(Recorded data)
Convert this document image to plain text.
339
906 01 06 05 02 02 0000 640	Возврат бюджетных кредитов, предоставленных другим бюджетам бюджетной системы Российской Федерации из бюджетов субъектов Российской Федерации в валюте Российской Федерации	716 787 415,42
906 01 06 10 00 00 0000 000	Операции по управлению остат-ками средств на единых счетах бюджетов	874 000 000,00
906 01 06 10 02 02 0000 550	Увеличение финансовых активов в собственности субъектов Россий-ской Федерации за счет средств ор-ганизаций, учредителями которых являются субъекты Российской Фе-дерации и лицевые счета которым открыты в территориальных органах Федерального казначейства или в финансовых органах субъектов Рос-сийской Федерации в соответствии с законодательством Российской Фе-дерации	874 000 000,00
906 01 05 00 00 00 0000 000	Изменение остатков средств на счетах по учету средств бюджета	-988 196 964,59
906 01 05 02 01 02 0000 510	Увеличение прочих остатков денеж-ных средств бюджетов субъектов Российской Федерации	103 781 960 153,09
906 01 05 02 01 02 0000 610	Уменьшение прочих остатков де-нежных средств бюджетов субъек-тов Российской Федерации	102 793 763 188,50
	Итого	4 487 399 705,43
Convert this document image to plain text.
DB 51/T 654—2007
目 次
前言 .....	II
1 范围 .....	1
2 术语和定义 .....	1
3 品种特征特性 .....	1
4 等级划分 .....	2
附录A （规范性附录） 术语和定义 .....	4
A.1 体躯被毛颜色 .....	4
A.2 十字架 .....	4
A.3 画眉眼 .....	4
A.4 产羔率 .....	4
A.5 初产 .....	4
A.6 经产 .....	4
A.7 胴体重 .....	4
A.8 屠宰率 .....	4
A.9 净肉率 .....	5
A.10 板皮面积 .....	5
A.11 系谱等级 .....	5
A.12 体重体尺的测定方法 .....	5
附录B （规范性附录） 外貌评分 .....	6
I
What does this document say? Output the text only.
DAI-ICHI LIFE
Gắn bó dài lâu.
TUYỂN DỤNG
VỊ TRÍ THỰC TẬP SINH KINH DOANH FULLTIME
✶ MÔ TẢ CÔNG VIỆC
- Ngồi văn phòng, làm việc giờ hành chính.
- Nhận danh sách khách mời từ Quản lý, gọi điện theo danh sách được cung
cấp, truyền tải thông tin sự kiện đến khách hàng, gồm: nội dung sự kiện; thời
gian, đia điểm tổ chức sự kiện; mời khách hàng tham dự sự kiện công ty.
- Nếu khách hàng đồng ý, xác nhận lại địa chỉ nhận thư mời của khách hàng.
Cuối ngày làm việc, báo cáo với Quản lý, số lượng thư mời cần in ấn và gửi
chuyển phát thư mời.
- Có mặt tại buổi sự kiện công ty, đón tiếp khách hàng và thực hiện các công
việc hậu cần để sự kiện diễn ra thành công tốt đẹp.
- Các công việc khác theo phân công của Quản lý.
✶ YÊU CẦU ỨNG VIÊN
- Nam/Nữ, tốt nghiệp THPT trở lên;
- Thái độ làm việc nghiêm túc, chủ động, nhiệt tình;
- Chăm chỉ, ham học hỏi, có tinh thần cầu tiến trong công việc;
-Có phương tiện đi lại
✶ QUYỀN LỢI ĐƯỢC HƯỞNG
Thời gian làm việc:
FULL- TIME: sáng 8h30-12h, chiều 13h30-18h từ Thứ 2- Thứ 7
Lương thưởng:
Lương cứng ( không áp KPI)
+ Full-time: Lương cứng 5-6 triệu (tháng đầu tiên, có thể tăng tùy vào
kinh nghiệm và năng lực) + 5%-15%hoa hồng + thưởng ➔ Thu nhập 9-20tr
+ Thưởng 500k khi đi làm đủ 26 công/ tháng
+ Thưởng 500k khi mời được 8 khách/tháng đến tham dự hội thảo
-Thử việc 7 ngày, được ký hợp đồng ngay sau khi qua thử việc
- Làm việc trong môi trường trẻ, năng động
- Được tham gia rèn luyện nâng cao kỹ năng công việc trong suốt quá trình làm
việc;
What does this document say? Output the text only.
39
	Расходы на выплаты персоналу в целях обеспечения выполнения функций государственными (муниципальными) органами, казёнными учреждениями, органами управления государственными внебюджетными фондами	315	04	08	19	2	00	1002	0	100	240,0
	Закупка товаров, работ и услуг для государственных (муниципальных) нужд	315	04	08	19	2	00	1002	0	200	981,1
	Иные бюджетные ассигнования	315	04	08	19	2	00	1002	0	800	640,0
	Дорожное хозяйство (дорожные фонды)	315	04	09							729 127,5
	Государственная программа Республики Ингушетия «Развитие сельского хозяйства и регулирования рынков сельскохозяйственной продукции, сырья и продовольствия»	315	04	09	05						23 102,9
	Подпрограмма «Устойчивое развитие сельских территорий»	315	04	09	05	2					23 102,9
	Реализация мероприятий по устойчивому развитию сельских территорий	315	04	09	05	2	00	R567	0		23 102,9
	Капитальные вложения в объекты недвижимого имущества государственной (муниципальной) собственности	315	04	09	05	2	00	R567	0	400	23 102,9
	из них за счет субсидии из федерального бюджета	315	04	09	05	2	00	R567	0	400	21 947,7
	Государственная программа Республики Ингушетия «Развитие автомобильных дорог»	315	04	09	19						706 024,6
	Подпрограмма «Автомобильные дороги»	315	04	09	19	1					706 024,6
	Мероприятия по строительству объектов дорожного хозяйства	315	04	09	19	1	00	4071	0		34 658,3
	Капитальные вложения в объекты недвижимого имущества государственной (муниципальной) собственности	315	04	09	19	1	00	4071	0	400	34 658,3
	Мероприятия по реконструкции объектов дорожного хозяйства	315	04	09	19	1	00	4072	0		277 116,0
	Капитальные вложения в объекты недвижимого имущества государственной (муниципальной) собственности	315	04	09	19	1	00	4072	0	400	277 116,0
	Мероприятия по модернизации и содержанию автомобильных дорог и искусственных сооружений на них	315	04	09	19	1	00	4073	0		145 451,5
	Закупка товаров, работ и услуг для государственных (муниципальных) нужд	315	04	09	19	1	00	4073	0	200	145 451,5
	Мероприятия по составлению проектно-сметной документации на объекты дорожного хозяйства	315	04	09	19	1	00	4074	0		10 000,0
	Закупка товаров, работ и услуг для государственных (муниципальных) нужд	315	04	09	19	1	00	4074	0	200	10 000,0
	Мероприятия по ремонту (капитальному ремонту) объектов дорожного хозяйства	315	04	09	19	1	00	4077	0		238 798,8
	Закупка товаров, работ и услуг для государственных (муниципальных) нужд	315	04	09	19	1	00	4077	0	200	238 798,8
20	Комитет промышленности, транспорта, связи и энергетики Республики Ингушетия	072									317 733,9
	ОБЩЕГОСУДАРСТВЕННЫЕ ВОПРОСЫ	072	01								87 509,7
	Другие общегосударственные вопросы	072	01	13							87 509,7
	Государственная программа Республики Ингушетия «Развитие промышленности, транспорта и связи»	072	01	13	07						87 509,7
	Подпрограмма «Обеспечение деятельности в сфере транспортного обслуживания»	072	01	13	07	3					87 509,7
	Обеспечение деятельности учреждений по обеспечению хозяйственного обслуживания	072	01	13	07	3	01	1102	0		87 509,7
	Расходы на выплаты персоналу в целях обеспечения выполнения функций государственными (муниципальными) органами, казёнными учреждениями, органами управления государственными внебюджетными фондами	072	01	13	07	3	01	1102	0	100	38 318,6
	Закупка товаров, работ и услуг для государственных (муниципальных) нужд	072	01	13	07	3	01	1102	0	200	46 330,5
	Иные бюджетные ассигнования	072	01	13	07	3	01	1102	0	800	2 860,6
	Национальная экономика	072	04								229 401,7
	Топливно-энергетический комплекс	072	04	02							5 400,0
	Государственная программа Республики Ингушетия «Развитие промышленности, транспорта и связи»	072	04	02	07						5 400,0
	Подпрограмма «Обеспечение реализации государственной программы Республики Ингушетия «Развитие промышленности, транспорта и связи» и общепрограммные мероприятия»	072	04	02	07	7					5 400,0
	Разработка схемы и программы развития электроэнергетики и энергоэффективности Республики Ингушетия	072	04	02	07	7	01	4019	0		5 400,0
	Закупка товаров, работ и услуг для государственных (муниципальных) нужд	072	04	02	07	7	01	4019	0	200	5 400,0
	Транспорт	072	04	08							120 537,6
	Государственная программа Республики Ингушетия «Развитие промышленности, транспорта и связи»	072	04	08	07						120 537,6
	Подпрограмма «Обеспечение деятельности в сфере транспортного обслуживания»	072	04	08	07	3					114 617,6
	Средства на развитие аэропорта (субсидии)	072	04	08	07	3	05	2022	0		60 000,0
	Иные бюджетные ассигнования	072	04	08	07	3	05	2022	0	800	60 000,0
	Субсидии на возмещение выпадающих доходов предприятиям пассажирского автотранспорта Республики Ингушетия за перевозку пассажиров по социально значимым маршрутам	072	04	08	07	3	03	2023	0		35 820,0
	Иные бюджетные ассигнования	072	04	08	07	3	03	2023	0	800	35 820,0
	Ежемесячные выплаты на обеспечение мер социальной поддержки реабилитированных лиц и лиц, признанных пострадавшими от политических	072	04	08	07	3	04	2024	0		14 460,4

• _Task directions_: Every line above that contains the word "ассигнования" should be reported.

• _Result for this exercise_:
	Иные бюджетные ассигнования	315	04	08	19	2	00	1002	0	800	640,0
	Иные бюджетные ассигнования	072	01	13	07	3	01	1102	0	800	2 860,6
	Иные бюджетные ассигнования	072	04	08	07	3	05	2022	0	800	60 000,0
	Иные бюджетные ассигнования	072	04	08	07	3	03	2023	0	800	35 820,0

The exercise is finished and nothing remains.